• INPUT DATA:

****************************************

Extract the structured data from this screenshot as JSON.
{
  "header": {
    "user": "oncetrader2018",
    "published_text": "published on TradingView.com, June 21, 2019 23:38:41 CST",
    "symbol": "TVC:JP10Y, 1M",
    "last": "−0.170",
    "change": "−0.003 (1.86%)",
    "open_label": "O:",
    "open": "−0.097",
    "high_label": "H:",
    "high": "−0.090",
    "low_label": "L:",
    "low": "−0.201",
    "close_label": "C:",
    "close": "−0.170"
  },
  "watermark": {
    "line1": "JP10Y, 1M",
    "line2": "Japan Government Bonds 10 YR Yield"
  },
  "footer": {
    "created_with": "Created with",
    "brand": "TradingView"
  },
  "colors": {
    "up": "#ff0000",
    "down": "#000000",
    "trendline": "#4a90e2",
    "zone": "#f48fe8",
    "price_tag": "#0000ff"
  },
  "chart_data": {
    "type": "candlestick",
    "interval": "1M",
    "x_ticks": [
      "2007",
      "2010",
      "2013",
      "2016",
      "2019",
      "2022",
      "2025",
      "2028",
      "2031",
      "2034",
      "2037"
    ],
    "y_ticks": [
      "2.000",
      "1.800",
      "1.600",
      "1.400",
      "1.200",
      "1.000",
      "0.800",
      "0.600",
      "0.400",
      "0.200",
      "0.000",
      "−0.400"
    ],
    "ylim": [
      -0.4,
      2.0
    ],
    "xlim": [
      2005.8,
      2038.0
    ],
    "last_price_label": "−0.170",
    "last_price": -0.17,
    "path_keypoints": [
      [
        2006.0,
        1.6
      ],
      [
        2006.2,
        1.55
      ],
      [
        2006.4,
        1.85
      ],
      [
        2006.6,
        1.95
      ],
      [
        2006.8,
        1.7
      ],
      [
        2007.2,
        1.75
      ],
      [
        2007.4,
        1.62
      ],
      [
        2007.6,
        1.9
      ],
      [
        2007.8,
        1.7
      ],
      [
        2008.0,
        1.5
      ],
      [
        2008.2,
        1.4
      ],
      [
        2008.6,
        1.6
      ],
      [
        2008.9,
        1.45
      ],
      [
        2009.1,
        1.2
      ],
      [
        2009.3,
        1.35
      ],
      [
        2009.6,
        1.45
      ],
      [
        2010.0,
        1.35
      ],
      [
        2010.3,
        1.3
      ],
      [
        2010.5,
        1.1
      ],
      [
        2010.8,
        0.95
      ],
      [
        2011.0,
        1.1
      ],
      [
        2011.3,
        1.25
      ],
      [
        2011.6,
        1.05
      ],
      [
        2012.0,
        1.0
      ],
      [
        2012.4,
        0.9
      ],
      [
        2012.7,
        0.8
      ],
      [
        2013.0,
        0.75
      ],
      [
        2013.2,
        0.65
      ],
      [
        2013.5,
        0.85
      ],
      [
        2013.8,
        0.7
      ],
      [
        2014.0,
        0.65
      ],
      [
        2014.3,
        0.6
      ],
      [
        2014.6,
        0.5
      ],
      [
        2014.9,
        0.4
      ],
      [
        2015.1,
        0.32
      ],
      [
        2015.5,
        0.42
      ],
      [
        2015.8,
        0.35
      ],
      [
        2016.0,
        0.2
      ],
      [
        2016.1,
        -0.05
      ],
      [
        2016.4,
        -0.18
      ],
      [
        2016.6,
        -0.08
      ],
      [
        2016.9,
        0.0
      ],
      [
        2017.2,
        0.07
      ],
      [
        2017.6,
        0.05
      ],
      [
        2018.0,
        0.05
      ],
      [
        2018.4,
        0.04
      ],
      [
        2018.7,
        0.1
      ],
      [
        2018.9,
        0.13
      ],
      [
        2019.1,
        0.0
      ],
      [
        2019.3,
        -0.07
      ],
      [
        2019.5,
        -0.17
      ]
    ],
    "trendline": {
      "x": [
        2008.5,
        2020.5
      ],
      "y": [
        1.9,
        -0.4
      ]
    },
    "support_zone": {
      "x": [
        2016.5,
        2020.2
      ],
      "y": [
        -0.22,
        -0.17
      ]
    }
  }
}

****************************************

• WHAT THE EXERCISE ASKS: Restate every line of the data word for word.

• RESPONSE:
Extract the structured data from this screenshot as JSON.
{
  "header": {
    "user": "oncetrader2018",
    "published_text": "published on TradingView.com, June 21, 2019 23:38:41 CST",
    "symbol": "TVC:JP10Y, 1M",
    "last": "−0.170",
    "change": "−0.003 (1.86%)",
    "open_label": "O:",
    "open": "−0.097",
    "high_label": "H:",
    "high": "−0.090",
    "low_label": "L:",
    "low": "−0.201",
    "close_label": "C:",
    "close": "−0.170"
  },
  "watermark": {
    "line1": "JP10Y, 1M",
    "line2": "Japan Government Bonds 10 YR Yield"
  },
  "footer": {
    "created_with": "Created with",
    "brand": "TradingView"
  },
  "colors": {
    "up": "#ff0000",
    "down": "#000000",
    "trendline": "#4a90e2",
    "zone": "#f48fe8",
    "price_tag": "#0000ff"
  },
  "chart_data": {
    "type": "candlestick",
    "interval": "1M",
    "x_ticks": [
      "2007",
      "2010",
      "2013",
      "2016",
      "2019",
      "2022",
      "2025",
      "2028",
      "2031",
      "2034",
      "2037"
    ],
    "y_ticks": [
      "2.000",
      "1.800",
      "1.600",
      "1.400",
      "1.200",
      "1.000",
      "0.800",
      "0.600",
      "0.400",
      "0.200",
      "0.000",
      "−0.400"
    ],
    "ylim": [
      -0.4,
      2.0
    ],
    "xlim": [
      2005.8,
      2038.0
    ],
    "last_price_label": "−0.170",
    "last_price": -0.17,
    "path_keypoints": [
      [
        2006.0,
        1.6
      ],
      [
        2006.2,
        1.55
      ],
      [
        2006.4,
        1.85
      ],
      [
        2006.6,
        1.95
      ],
      [
        2006.8,
        1.7
      ],
      [
        2007.2,
        1.75
      ],
      [
        2007.4,
        1.62
      ],
      [
        2007.6,
        1.9
      ],
      [
        2007.8,
        1.7
      ],
      [
        2008.0,
        1.5
      ],
      [
        2008.2,
        1.4
      ],
      [
        2008.6,
        1.6
      ],
      [
        2008.9,
        1.45
      ],
      [
        2009.1,
        1.2
      ],
      [
        2009.3,
        1.35
      ],
      [
        2009.6,
        1.45
      ],
      [
        2010.0,
        1.35
      ],
      [
        2010.3,
        1.3
      ],
      [
        2010.5,
        1.1
      ],
      [
        2010.8,
        0.95
      ],
      [
        2011.0,
        1.1
      ],
      [
        2011.3,
        1.25
      ],
      [
        2011.6,
        1.05
      ],
      [
        2012.0,
        1.0
      ],
      [
        2012.4,
        0.9
      ],
      [
        2012.7,
        0.8
      ],
      [
        2013.0,
        0.75
      ],
      [
        2013.2,
        0.65
      ],
      [
        2013.5,
        0.85
      ],
      [
        2013.8,
        0.7
      ],
      [
        2014.0,
        0.65
      ],
      [
        2014.3,
        0.6
      ],
      [
        2014.6,
        0.5
      ],
      [
        2014.9,
        0.4
      ],
      [
        2015.1,
        0.32
      ],
      [
        2015.5,
        0.42
      ],
      [
        2015.8,
        0.35
      ],
      [
        2016.0,
        0.2
      ],
      [
        2016.1,
        -0.05
      ],
      [
        2016.4,
        -0.18
      ],
      [
        2016.6,
        -0.08
      ],
      [
        2016.9,
        0.0
      ],
      [
        2017.2,
        0.07
      ],
      [
        2017.6,
        0.05
      ],
      [
        2018.0,
        0.05
      ],
      [
        2018.4,
        0.04
      ],
      [
        2018.7,
        0.1
      ],
      [
        2018.9,
        0.13
      ],
      [
        2019.1,
        0.0
      ],
      [
        2019.3,
        -0.07
      ],
      [
        2019.5,
        -0.17
      ]
    ],
    "trendline": {
      "x": [
        2008.5,
        2020.5
      ],
      "y": [
        1.9,
        -0.4
      ]
    },
    "support_zone": {
      "x": [
        2016.5,
        2020.2
      ],
      "y": [
        -0.22,
        -0.17
      ]
    }
  }
}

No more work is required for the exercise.